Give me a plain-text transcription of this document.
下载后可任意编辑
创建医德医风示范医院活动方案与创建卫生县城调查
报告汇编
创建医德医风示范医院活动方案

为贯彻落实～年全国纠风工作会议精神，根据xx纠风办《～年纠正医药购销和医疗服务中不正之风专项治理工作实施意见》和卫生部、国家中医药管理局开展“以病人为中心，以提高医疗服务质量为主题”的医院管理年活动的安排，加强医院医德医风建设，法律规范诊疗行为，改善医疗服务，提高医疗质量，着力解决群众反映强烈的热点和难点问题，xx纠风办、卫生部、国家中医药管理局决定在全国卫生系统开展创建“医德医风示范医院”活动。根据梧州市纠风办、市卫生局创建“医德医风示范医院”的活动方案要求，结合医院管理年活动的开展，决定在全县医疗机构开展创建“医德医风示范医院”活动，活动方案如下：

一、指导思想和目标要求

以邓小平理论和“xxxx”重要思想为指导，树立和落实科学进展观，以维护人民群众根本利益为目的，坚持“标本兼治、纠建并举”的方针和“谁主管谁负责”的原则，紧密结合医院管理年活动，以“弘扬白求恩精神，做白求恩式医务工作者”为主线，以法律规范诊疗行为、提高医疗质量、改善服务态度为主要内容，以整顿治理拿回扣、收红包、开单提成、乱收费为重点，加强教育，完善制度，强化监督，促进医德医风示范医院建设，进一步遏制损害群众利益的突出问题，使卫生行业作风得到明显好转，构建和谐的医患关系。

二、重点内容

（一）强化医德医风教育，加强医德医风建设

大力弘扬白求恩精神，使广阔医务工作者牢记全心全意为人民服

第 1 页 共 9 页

Instructions for the task:
List the lines of the records where "提高医疗质量" occurs.

Result for this task:
为贯彻落实～年全国纠风工作会议精神，根据xx纠风办《～年纠正医药购销和医疗服务中不正之风专项治理工作实施意见》和卫生部、国家中医药管理局开展“以病人为中心，以提高医疗服务质量为主题”的医院管理年活动的安排，加强医院医德医风建设，法律规范诊疗行为，改善医疗服务，提高医疗质量，着力解决群众反映强烈的热点和难点问题，xx纠风办、卫生部、国家中医药管理局决定在全国卫生系统开展创建“医德医风示范医院”活动。根据梧州市纠风办、市卫生局创建“医德医风示范医院”的活动方案要求，结合医院管理年活动的开展，决定在全县医疗机构开展创建“医德医风示范医院”活动，活动方案如下：
以邓小平理论和“xxxx”重要思想为指导，树立和落实科学进展观，以维护人民群众根本利益为目的，坚持“标本兼治、纠建并举”的方针和“谁主管谁负责”的原则，紧密结合医院管理年活动，以“弘扬白求恩精神，做白求恩式医务工作者”为主线，以法律规范诊疗行为、提高医疗质量、改善服务态度为主要内容，以整顿治理拿回扣、收红包、开单提成、乱收费为重点，加强教育，完善制度，强化监督，促进医德医风示范医院建设，进一步遏制损害群众利益的突出问题，使卫生行业作风得到明显好转，构建和谐的医患关系。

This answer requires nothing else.